--- Work instructions ---
Retype the records below exactly as they appear, but leave out any pictures.

--- Given data ---
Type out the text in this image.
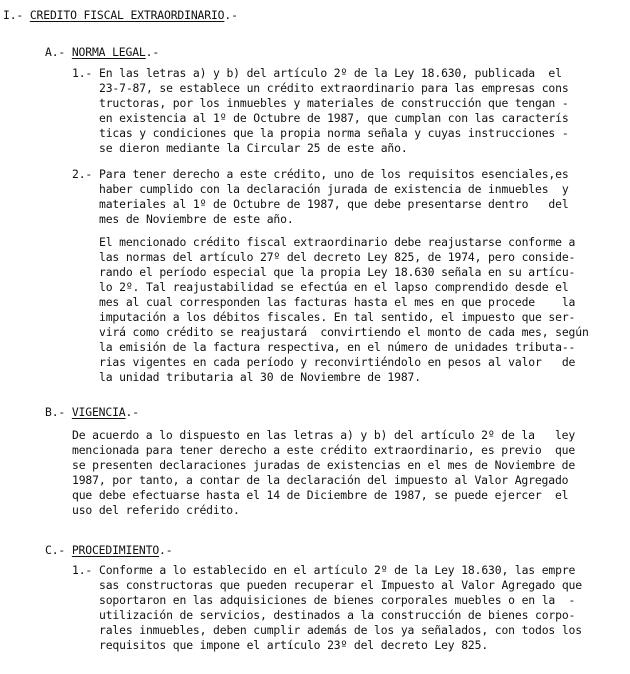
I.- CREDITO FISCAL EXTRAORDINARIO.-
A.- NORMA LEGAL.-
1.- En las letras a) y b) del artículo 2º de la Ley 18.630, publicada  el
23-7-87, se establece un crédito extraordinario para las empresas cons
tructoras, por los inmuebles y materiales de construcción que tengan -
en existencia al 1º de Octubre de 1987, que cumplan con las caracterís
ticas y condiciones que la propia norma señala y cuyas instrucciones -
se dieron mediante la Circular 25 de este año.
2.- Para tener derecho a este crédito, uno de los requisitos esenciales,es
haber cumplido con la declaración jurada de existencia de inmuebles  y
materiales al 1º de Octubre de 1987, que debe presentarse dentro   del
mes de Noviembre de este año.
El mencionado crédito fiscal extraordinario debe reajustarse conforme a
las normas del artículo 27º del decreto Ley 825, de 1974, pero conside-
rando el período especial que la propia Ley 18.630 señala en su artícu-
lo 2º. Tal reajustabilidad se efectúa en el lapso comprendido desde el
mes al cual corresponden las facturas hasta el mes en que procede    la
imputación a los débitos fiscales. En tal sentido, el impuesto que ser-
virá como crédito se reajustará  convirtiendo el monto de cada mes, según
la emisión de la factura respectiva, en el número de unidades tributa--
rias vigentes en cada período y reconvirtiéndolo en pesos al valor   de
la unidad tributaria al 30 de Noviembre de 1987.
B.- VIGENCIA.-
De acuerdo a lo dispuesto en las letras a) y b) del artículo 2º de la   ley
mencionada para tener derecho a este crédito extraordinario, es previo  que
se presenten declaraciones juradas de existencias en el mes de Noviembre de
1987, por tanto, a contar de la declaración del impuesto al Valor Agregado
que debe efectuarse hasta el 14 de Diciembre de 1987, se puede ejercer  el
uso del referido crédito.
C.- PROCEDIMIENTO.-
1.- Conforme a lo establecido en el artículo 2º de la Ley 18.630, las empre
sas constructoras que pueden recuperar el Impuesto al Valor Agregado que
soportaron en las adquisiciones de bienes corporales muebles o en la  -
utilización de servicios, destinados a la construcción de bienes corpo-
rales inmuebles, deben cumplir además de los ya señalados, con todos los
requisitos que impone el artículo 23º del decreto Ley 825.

--- Exercise answer ---
Type out the text in this image.
I.- CREDITO FISCAL EXTRAORDINARIO.-
A.- NORMA LEGAL.-
1.- En las letras a) y b) del artículo 2º de la Ley 18.630, publicada  el
23-7-87, se establece un crédito extraordinario para las empresas cons
tructoras, por los inmuebles y materiales de construcción que tengan -
en existencia al 1º de Octubre de 1987, que cumplan con las caracterís
ticas y condiciones que la propia norma señala y cuyas instrucciones -
se dieron mediante la Circular 25 de este año.
2.- Para tener derecho a este crédito, uno de los requisitos esenciales,es
haber cumplido con la declaración jurada de existencia de inmuebles  y
materiales al 1º de Octubre de 1987, que debe presentarse dentro   del
mes de Noviembre de este año.
El mencionado crédito fiscal extraordinario debe reajustarse conforme a
las normas del artículo 27º del decreto Ley 825, de 1974, pero conside-
rando el período especial que la propia Ley 18.630 señala en su artícu-
lo 2º. Tal reajustabilidad se efectúa en el lapso comprendido desde el
mes al cual corresponden las facturas hasta el mes en que procede    la
imputación a los débitos fiscales. En tal sentido, el impuesto que ser-
virá como crédito se reajustará  convirtiendo el monto de cada mes, según
la emisión de la factura respectiva, en el número de unidades tributa--
rias vigentes en cada período y reconvirtiéndolo en pesos al valor   de
la unidad tributaria al 30 de Noviembre de 1987.
B.- VIGENCIA.-
De acuerdo a lo dispuesto en las letras a) y b) del artículo 2º de la   ley
mencionada para tener derecho a este crédito extraordinario, es previo  que
se presenten declaraciones juradas de existencias en el mes de Noviembre de
1987, por tanto, a contar de la declaración del impuesto al Valor Agregado
que debe efectuarse hasta el 14 de Diciembre de 1987, se puede ejercer  el
uso del referido crédito.
C.- PROCEDIMIENTO.-
1.- Conforme a lo establecido en el artículo 2º de la Ley 18.630, las empre
sas constructoras que pueden recuperar el Impuesto al Valor Agregado que
soportaron en las adquisiciones de bienes corporales muebles o en la  -
utilización de servicios, destinados a la construcción de bienes corpo-
rales inmuebles, deben cumplir además de los ya señalados, con todos los
requisitos que impone el artículo 23º del decreto Ley 825.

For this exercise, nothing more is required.